▶ **PROMPT**: Copy the records below exactly, leaving out any pictures.

▶ **DATA FOR THE TASK**:
* * *

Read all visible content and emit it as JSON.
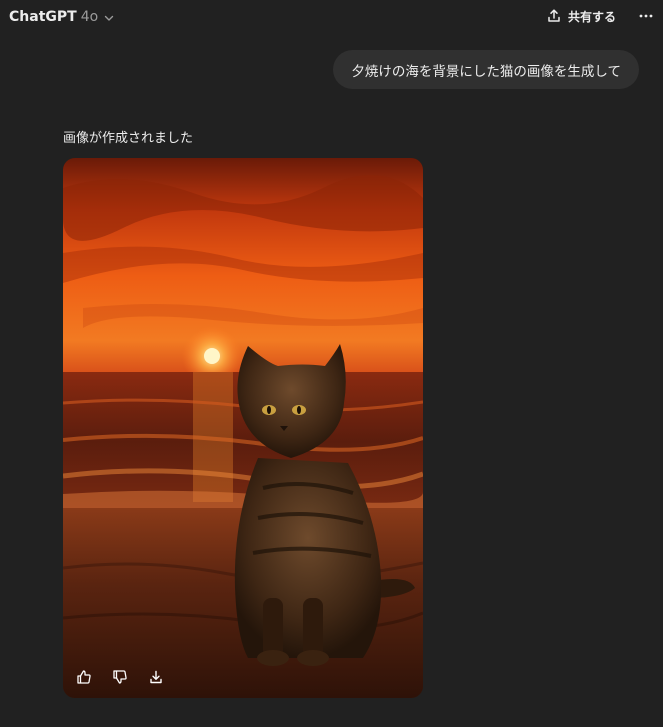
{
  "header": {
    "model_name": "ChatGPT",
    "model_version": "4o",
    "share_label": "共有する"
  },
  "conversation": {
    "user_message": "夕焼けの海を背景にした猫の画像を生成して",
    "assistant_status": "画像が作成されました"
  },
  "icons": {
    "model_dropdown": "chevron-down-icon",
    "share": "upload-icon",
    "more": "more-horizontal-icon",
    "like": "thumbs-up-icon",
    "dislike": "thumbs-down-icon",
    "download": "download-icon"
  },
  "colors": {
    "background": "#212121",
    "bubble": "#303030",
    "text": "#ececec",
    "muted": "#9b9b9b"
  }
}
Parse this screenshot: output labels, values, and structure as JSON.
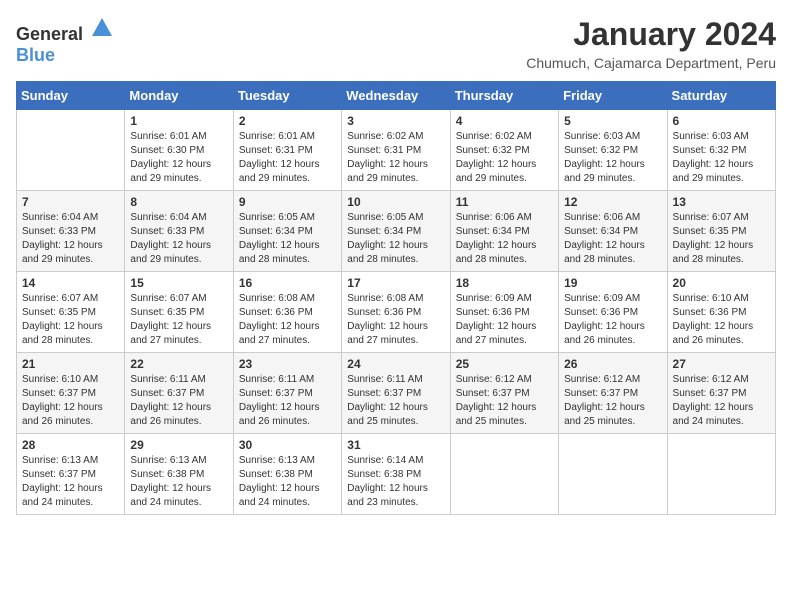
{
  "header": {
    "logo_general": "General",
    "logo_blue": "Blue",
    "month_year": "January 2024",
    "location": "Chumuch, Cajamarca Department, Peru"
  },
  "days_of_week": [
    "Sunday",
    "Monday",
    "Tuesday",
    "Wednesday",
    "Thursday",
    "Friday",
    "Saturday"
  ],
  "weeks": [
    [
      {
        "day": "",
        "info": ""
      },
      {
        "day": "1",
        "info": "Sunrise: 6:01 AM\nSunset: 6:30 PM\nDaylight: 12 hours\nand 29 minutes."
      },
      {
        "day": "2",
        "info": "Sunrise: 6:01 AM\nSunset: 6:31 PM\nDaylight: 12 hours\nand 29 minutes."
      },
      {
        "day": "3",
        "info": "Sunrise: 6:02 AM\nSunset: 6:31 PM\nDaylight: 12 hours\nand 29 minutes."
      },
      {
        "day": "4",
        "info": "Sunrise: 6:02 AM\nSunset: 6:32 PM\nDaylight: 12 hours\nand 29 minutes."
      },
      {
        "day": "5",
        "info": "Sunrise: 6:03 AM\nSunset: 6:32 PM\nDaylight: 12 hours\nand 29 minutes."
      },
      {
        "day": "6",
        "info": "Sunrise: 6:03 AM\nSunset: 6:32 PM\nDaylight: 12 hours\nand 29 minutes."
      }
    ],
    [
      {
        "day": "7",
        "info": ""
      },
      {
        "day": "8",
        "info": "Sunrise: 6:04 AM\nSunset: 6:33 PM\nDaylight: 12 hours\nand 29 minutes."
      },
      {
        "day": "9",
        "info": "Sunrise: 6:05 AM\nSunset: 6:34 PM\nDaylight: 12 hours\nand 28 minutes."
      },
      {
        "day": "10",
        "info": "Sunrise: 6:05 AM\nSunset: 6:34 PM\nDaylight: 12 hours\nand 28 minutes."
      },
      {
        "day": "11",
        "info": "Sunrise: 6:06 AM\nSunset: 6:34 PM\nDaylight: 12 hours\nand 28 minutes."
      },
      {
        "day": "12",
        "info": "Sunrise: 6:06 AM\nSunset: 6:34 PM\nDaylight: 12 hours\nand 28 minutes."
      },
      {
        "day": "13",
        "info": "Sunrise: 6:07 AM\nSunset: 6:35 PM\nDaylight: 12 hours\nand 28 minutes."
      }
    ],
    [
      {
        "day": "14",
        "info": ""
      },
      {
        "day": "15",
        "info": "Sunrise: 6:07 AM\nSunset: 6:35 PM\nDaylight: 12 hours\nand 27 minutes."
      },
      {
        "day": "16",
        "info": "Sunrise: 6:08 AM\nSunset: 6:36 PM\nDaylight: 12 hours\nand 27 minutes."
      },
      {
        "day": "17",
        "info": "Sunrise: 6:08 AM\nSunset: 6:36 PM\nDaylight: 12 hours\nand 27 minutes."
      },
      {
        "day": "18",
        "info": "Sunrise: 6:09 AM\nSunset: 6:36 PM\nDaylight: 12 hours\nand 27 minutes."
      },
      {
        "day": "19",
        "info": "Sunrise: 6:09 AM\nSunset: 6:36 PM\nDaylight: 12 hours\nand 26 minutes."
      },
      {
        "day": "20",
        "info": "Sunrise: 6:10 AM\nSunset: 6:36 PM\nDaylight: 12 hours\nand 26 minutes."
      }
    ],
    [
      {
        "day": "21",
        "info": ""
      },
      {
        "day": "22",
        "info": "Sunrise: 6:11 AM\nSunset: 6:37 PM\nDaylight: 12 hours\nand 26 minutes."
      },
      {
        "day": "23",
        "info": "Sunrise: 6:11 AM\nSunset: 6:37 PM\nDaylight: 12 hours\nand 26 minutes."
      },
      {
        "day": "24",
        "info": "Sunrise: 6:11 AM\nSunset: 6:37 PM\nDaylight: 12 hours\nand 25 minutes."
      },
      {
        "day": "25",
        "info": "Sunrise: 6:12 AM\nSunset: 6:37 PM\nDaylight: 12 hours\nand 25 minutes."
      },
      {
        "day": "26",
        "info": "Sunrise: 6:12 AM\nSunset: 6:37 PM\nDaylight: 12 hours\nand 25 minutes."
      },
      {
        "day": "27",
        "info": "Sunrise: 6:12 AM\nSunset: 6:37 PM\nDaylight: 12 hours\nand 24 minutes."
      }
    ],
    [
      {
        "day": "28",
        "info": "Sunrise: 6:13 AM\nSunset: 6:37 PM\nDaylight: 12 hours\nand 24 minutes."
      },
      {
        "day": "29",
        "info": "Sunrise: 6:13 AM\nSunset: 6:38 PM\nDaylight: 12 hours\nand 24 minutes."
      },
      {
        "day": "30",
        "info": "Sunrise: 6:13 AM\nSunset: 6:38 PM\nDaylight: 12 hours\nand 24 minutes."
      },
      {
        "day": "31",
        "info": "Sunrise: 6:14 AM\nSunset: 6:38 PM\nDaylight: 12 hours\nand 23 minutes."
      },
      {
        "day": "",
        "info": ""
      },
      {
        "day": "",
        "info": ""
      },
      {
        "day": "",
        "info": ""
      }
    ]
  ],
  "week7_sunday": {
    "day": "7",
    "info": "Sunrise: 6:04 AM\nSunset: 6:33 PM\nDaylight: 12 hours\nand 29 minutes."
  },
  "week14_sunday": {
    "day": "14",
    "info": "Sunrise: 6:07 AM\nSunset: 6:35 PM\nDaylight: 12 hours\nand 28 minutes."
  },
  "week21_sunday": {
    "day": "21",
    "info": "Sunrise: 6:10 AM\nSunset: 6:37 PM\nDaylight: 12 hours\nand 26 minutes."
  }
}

* * *

▶ **EXERCISE OUTPUT**:
Read all visible content and emit it as JSON.
{
  "header": {
    "model_name": "ChatGPT",
    "model_version": "4o",
    "share_label": "共有する"
  },
  "conversation": {
    "user_message": "夕焼けの海を背景にした猫の画像を生成して",
    "assistant_status": "画像が作成されました"
  },
  "icons": {
    "model_dropdown": "chevron-down-icon",
    "share": "upload-icon",
    "more": "more-horizontal-icon",
    "like": "thumbs-up-icon",
    "dislike": "thumbs-down-icon",
    "download": "download-icon"
  },
  "colors": {
    "background": "#212121",
    "bubble": "#303030",
    "text": "#ececec",
    "muted": "#9b9b9b"
  }
}
Parse this screenshot: output labels, values, and structure as JSON.
{
  "header": {
    "logo_general": "General",
    "logo_blue": "Blue",
    "month_year": "January 2024",
    "location": "Chumuch, Cajamarca Department, Peru"
  },
  "days_of_week": [
    "Sunday",
    "Monday",
    "Tuesday",
    "Wednesday",
    "Thursday",
    "Friday",
    "Saturday"
  ],
  "weeks": [
    [
      {
        "day": "",
        "info": ""
      },
      {
        "day": "1",
        "info": "Sunrise: 6:01 AM\nSunset: 6:30 PM\nDaylight: 12 hours\nand 29 minutes."
      },
      {
        "day": "2",
        "info": "Sunrise: 6:01 AM\nSunset: 6:31 PM\nDaylight: 12 hours\nand 29 minutes."
      },
      {
        "day": "3",
        "info": "Sunrise: 6:02 AM\nSunset: 6:31 PM\nDaylight: 12 hours\nand 29 minutes."
      },
      {
        "day": "4",
        "info": "Sunrise: 6:02 AM\nSunset: 6:32 PM\nDaylight: 12 hours\nand 29 minutes."
      },
      {
        "day": "5",
        "info": "Sunrise: 6:03 AM\nSunset: 6:32 PM\nDaylight: 12 hours\nand 29 minutes."
      },
      {
        "day": "6",
        "info": "Sunrise: 6:03 AM\nSunset: 6:32 PM\nDaylight: 12 hours\nand 29 minutes."
      }
    ],
    [
      {
        "day": "7",
        "info": ""
      },
      {
        "day": "8",
        "info": "Sunrise: 6:04 AM\nSunset: 6:33 PM\nDaylight: 12 hours\nand 29 minutes."
      },
      {
        "day": "9",
        "info": "Sunrise: 6:05 AM\nSunset: 6:34 PM\nDaylight: 12 hours\nand 28 minutes."
      },
      {
        "day": "10",
        "info": "Sunrise: 6:05 AM\nSunset: 6:34 PM\nDaylight: 12 hours\nand 28 minutes."
      },
      {
        "day": "11",
        "info": "Sunrise: 6:06 AM\nSunset: 6:34 PM\nDaylight: 12 hours\nand 28 minutes."
      },
      {
        "day": "12",
        "info": "Sunrise: 6:06 AM\nSunset: 6:34 PM\nDaylight: 12 hours\nand 28 minutes."
      },
      {
        "day": "13",
        "info": "Sunrise: 6:07 AM\nSunset: 6:35 PM\nDaylight: 12 hours\nand 28 minutes."
      }
    ],
    [
      {
        "day": "14",
        "info": ""
      },
      {
        "day": "15",
        "info": "Sunrise: 6:07 AM\nSunset: 6:35 PM\nDaylight: 12 hours\nand 27 minutes."
      },
      {
        "day": "16",
        "info": "Sunrise: 6:08 AM\nSunset: 6:36 PM\nDaylight: 12 hours\nand 27 minutes."
      },
      {
        "day": "17",
        "info": "Sunrise: 6:08 AM\nSunset: 6:36 PM\nDaylight: 12 hours\nand 27 minutes."
      },
      {
        "day": "18",
        "info": "Sunrise: 6:09 AM\nSunset: 6:36 PM\nDaylight: 12 hours\nand 27 minutes."
      },
      {
        "day": "19",
        "info": "Sunrise: 6:09 AM\nSunset: 6:36 PM\nDaylight: 12 hours\nand 26 minutes."
      },
      {
        "day": "20",
        "info": "Sunrise: 6:10 AM\nSunset: 6:36 PM\nDaylight: 12 hours\nand 26 minutes."
      }
    ],
    [
      {
        "day": "21",
        "info": ""
      },
      {
        "day": "22",
        "info": "Sunrise: 6:11 AM\nSunset: 6:37 PM\nDaylight: 12 hours\nand 26 minutes."
      },
      {
        "day": "23",
        "info": "Sunrise: 6:11 AM\nSunset: 6:37 PM\nDaylight: 12 hours\nand 26 minutes."
      },
      {
        "day": "24",
        "info": "Sunrise: 6:11 AM\nSunset: 6:37 PM\nDaylight: 12 hours\nand 25 minutes."
      },
      {
        "day": "25",
        "info": "Sunrise: 6:12 AM\nSunset: 6:37 PM\nDaylight: 12 hours\nand 25 minutes."
      },
      {
        "day": "26",
        "info": "Sunrise: 6:12 AM\nSunset: 6:37 PM\nDaylight: 12 hours\nand 25 minutes."
      },
      {
        "day": "27",
        "info": "Sunrise: 6:12 AM\nSunset: 6:37 PM\nDaylight: 12 hours\nand 24 minutes."
      }
    ],
    [
      {
        "day": "28",
        "info": "Sunrise: 6:13 AM\nSunset: 6:37 PM\nDaylight: 12 hours\nand 24 minutes."
      },
      {
        "day": "29",
        "info": "Sunrise: 6:13 AM\nSunset: 6:38 PM\nDaylight: 12 hours\nand 24 minutes."
      },
      {
        "day": "30",
        "info": "Sunrise: 6:13 AM\nSunset: 6:38 PM\nDaylight: 12 hours\nand 24 minutes."
      },
      {
        "day": "31",
        "info": "Sunrise: 6:14 AM\nSunset: 6:38 PM\nDaylight: 12 hours\nand 23 minutes."
      },
      {
        "day": "",
        "info": ""
      },
      {
        "day": "",
        "info": ""
      },
      {
        "day": "",
        "info": ""
      }
    ]
  ],
  "week7_sunday": {
    "day": "7",
    "info": "Sunrise: 6:04 AM\nSunset: 6:33 PM\nDaylight: 12 hours\nand 29 minutes."
  },
  "week14_sunday": {
    "day": "14",
    "info": "Sunrise: 6:07 AM\nSunset: 6:35 PM\nDaylight: 12 hours\nand 28 minutes."
  },
  "week21_sunday": {
    "day": "21",
    "info": "Sunrise: 6:10 AM\nSunset: 6:37 PM\nDaylight: 12 hours\nand 26 minutes."
  }
}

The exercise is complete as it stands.